**Goal of the exercise**
Retype everything from the line that contains "Read the values" down to the line that contains "Extract all the data from this chart as JSON.", inclusive, without altering or adding anything.

** START **

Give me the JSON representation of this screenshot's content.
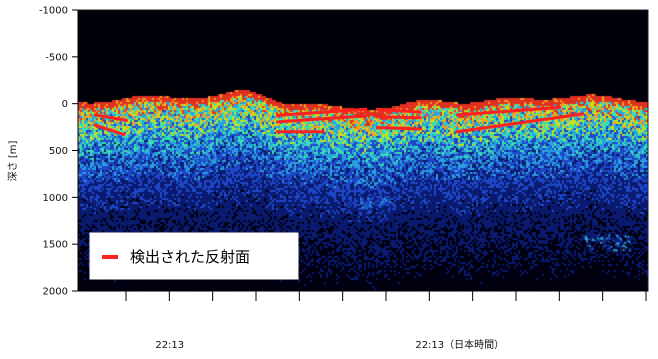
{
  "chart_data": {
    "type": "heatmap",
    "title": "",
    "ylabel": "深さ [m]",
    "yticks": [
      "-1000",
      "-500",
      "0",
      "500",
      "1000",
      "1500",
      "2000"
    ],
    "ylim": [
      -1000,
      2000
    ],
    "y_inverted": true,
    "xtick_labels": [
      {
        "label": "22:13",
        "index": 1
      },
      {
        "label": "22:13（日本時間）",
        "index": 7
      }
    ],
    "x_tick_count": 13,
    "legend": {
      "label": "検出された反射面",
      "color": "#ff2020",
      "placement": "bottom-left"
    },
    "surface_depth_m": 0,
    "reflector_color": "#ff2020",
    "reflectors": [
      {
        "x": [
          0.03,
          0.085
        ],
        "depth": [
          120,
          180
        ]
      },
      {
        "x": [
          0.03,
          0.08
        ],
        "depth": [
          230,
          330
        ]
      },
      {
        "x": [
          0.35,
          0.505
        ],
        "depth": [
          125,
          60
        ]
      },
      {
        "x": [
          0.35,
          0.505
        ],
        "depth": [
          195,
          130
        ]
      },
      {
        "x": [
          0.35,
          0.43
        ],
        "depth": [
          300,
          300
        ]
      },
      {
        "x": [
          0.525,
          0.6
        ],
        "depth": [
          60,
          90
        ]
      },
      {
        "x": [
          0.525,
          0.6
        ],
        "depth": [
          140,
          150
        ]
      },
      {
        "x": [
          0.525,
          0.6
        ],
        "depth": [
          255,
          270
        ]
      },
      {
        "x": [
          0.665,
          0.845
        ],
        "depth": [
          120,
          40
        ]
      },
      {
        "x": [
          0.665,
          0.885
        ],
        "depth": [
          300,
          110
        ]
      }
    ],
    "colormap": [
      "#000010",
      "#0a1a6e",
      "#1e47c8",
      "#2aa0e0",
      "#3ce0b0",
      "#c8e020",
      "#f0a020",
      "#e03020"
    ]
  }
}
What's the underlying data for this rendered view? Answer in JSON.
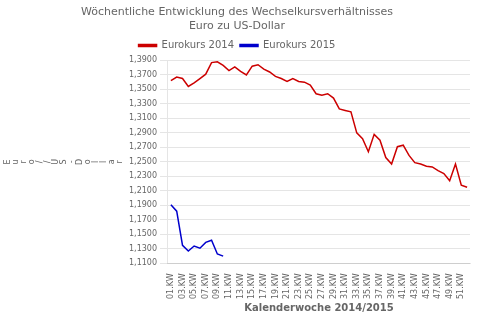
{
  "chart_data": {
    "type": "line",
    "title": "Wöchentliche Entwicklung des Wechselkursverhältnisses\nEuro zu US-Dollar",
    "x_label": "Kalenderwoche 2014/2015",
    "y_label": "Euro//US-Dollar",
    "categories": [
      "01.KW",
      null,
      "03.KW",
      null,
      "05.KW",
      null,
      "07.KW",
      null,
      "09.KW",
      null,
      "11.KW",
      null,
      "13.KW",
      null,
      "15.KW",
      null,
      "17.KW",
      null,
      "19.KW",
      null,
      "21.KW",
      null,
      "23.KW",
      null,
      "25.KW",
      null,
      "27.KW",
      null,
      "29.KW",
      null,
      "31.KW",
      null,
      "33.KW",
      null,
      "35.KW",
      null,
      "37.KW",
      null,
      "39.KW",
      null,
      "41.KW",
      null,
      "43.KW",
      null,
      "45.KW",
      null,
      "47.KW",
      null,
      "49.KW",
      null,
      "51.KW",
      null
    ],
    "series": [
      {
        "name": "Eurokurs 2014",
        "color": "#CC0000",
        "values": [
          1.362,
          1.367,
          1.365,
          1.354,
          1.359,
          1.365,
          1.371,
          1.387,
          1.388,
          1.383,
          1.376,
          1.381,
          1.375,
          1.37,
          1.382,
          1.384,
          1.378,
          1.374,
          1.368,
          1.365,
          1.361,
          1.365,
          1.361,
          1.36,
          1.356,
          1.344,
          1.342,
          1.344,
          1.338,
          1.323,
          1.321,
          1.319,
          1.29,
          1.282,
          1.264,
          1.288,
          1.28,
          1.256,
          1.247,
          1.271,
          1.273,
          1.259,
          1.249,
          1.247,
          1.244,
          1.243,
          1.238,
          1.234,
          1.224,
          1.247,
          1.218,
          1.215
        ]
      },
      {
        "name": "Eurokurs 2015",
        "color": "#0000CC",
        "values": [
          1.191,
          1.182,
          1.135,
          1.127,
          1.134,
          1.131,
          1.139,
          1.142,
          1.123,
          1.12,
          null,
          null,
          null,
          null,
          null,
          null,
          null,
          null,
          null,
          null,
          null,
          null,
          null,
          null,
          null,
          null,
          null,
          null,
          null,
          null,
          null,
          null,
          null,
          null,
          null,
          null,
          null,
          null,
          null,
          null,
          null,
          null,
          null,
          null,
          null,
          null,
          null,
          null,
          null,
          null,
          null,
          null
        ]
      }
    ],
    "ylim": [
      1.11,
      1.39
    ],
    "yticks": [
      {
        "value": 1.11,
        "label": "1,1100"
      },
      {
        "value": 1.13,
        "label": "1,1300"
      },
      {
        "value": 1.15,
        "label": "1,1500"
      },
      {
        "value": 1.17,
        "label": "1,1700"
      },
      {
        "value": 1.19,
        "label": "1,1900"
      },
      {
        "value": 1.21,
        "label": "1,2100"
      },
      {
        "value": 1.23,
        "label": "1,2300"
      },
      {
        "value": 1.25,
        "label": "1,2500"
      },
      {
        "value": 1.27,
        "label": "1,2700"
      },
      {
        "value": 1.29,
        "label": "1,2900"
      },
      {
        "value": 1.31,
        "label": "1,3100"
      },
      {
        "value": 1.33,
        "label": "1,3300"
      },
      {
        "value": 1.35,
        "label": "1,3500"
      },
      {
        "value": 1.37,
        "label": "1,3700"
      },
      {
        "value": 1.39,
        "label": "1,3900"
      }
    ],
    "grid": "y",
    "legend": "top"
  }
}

** END **
** START **

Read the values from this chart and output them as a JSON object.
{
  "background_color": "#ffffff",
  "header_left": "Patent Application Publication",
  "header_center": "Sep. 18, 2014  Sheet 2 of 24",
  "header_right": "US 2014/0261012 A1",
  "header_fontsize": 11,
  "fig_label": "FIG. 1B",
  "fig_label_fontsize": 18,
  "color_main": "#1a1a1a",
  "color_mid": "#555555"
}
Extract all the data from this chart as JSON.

** END **

**Worked answer**
Read the values from this chart and output them as a JSON object.
{
  "background_color": "#ffffff",
  "header_left": "Patent Application Publication",
  "header_center": "Sep. 18, 2014  Sheet 2 of 24",
  "header_right": "US 2014/0261012 A1",
  "header_fontsize": 11,
  "fig_label": "FIG. 1B",
  "fig_label_fontsize": 18,
  "color_main": "#1a1a1a",
  "color_mid": "#555555"
}
Extract all the data from this chart as JSON.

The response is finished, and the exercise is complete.